***** Information provided *****
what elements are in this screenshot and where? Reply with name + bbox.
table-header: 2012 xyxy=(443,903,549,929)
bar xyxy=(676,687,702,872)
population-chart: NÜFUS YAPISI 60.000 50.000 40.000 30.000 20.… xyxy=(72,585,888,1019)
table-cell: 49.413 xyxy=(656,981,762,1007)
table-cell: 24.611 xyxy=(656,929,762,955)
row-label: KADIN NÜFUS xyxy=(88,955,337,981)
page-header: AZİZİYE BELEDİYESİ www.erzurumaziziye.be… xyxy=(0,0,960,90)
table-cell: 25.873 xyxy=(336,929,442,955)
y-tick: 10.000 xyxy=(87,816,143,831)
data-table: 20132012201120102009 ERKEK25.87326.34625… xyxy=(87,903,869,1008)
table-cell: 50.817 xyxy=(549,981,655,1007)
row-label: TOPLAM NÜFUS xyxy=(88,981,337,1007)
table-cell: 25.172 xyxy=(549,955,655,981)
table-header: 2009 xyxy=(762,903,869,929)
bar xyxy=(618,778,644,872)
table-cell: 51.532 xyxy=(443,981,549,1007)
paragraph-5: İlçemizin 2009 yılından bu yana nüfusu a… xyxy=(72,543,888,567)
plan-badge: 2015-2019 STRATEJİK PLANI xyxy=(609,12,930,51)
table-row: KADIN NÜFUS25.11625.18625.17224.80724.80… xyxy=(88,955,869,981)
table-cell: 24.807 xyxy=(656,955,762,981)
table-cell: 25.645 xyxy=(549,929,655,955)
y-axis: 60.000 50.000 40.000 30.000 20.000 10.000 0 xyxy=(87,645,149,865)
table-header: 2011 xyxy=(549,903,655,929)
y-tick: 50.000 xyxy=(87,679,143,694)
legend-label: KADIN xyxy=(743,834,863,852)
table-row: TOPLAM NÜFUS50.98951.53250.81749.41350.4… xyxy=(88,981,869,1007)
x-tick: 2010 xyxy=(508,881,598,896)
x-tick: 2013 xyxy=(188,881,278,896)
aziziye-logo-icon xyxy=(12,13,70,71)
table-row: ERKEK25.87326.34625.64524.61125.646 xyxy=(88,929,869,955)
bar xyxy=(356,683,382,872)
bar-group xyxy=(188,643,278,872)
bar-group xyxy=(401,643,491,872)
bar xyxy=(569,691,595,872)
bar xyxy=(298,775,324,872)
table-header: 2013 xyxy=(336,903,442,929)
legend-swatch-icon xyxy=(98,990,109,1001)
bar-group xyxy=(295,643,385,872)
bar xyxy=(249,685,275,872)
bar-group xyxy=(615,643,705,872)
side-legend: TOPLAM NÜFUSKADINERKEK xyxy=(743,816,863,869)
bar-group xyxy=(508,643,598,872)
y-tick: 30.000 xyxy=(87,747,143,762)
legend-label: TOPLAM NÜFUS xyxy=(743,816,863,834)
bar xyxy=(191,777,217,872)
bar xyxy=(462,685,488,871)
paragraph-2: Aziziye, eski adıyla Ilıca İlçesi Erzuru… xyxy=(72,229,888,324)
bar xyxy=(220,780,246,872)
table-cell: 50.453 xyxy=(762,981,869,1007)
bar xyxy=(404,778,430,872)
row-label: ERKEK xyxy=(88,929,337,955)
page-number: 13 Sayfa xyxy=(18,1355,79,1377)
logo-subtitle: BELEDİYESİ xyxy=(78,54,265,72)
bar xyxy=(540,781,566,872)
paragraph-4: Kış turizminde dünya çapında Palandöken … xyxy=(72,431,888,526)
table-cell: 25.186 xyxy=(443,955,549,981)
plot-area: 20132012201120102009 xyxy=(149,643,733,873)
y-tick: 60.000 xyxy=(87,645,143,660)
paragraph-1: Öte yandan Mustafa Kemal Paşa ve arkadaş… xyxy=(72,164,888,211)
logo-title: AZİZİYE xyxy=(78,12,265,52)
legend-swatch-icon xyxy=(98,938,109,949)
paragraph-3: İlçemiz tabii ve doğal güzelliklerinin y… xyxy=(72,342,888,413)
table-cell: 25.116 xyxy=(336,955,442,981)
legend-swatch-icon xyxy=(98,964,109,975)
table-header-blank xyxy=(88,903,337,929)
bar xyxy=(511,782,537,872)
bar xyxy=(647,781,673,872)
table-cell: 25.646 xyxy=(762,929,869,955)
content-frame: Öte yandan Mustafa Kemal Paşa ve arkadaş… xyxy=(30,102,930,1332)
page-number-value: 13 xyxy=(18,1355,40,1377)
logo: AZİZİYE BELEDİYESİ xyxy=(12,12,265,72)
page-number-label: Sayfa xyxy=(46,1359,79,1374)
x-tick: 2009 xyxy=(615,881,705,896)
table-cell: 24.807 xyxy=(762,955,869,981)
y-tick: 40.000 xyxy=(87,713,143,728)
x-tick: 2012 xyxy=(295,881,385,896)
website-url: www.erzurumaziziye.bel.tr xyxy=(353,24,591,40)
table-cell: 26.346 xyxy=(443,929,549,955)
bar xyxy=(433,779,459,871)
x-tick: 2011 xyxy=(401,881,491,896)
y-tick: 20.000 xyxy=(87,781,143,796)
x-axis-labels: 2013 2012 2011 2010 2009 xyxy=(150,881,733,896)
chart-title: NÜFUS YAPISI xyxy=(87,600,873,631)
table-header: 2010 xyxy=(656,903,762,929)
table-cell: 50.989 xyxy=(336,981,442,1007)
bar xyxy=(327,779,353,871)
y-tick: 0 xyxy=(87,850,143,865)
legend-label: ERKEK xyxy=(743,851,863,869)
*****
Revise all of the rows above, changing every "legend-label" to "legend-text" and keeping everything else the same.

what elements are in this screenshot and where? Reply with name + bbox.
table-header: 2012 xyxy=(443,903,549,929)
bar xyxy=(676,687,702,872)
population-chart: NÜFUS YAPISI 60.000 50.000 40.000 30.000 20.… xyxy=(72,585,888,1019)
table-cell: 49.413 xyxy=(656,981,762,1007)
table-cell: 24.611 xyxy=(656,929,762,955)
row-label: KADIN NÜFUS xyxy=(88,955,337,981)
page-header: AZİZİYE BELEDİYESİ www.erzurumaziziye.be… xyxy=(0,0,960,90)
table-cell: 25.873 xyxy=(336,929,442,955)
y-tick: 10.000 xyxy=(87,816,143,831)
data-table: 20132012201120102009 ERKEK25.87326.34625… xyxy=(87,903,869,1008)
table-cell: 50.817 xyxy=(549,981,655,1007)
row-label: TOPLAM NÜFUS xyxy=(88,981,337,1007)
table-cell: 25.172 xyxy=(549,955,655,981)
table-header: 2009 xyxy=(762,903,869,929)
bar xyxy=(618,778,644,872)
table-cell: 51.532 xyxy=(443,981,549,1007)
paragraph-5: İlçemizin 2009 yılından bu yana nüfusu a… xyxy=(72,543,888,567)
plan-badge: 2015-2019 STRATEJİK PLANI xyxy=(609,12,930,51)
table-row: KADIN NÜFUS25.11625.18625.17224.80724.80… xyxy=(88,955,869,981)
table-cell: 24.807 xyxy=(656,955,762,981)
table-cell: 25.645 xyxy=(549,929,655,955)
y-axis: 60.000 50.000 40.000 30.000 20.000 10.000 0 xyxy=(87,645,149,865)
table-header: 2011 xyxy=(549,903,655,929)
y-tick: 50.000 xyxy=(87,679,143,694)
legend-text: KADIN xyxy=(743,834,863,852)
table-row: TOPLAM NÜFUS50.98951.53250.81749.41350.4… xyxy=(88,981,869,1007)
x-tick: 2010 xyxy=(508,881,598,896)
x-tick: 2013 xyxy=(188,881,278,896)
aziziye-logo-icon xyxy=(12,13,70,71)
table-row: ERKEK25.87326.34625.64524.61125.646 xyxy=(88,929,869,955)
bar xyxy=(356,683,382,872)
bar-group xyxy=(188,643,278,872)
bar-group xyxy=(401,643,491,872)
bar xyxy=(569,691,595,872)
bar xyxy=(298,775,324,872)
table-header: 2013 xyxy=(336,903,442,929)
legend-swatch-icon xyxy=(98,990,109,1001)
bar-group xyxy=(295,643,385,872)
bar xyxy=(249,685,275,872)
bar-group xyxy=(615,643,705,872)
side-legend: TOPLAM NÜFUSKADINERKEK xyxy=(743,816,863,869)
bar-group xyxy=(508,643,598,872)
y-tick: 30.000 xyxy=(87,747,143,762)
legend-text: TOPLAM NÜFUS xyxy=(743,816,863,834)
bar xyxy=(191,777,217,872)
bar xyxy=(462,685,488,871)
paragraph-2: Aziziye, eski adıyla Ilıca İlçesi Erzuru… xyxy=(72,229,888,324)
bar xyxy=(220,780,246,872)
table-cell: 50.453 xyxy=(762,981,869,1007)
bar xyxy=(404,778,430,872)
row-label: ERKEK xyxy=(88,929,337,955)
page-number: 13 Sayfa xyxy=(18,1355,79,1377)
logo-subtitle: BELEDİYESİ xyxy=(78,54,265,72)
bar xyxy=(540,781,566,872)
paragraph-4: Kış turizminde dünya çapında Palandöken … xyxy=(72,431,888,526)
table-cell: 25.186 xyxy=(443,955,549,981)
plot-area: 20132012201120102009 xyxy=(149,643,733,873)
y-tick: 60.000 xyxy=(87,645,143,660)
paragraph-1: Öte yandan Mustafa Kemal Paşa ve arkadaş… xyxy=(72,164,888,211)
logo-title: AZİZİYE xyxy=(78,12,265,52)
legend-swatch-icon xyxy=(98,938,109,949)
paragraph-3: İlçemiz tabii ve doğal güzelliklerinin y… xyxy=(72,342,888,413)
table-cell: 25.116 xyxy=(336,955,442,981)
legend-swatch-icon xyxy=(98,964,109,975)
table-header-blank xyxy=(88,903,337,929)
bar xyxy=(511,782,537,872)
bar xyxy=(647,781,673,872)
table-cell: 25.646 xyxy=(762,929,869,955)
content-frame: Öte yandan Mustafa Kemal Paşa ve arkadaş… xyxy=(30,102,930,1332)
page-number-value: 13 xyxy=(18,1355,40,1377)
logo: AZİZİYE BELEDİYESİ xyxy=(12,12,265,72)
page-number-label: Sayfa xyxy=(46,1359,79,1374)
x-tick: 2009 xyxy=(615,881,705,896)
table-cell: 24.807 xyxy=(762,955,869,981)
y-tick: 40.000 xyxy=(87,713,143,728)
x-tick: 2012 xyxy=(295,881,385,896)
website-url: www.erzurumaziziye.bel.tr xyxy=(353,24,591,40)
table-cell: 26.346 xyxy=(443,929,549,955)
bar xyxy=(433,779,459,871)
x-tick: 2011 xyxy=(401,881,491,896)
y-tick: 20.000 xyxy=(87,781,143,796)
x-axis-labels: 2013 2012 2011 2010 2009 xyxy=(150,881,733,896)
chart-title: NÜFUS YAPISI xyxy=(87,600,873,631)
table-header: 2010 xyxy=(656,903,762,929)
table-cell: 50.989 xyxy=(336,981,442,1007)
bar xyxy=(327,779,353,871)
y-tick: 0 xyxy=(87,850,143,865)
legend-text: ERKEK xyxy=(743,851,863,869)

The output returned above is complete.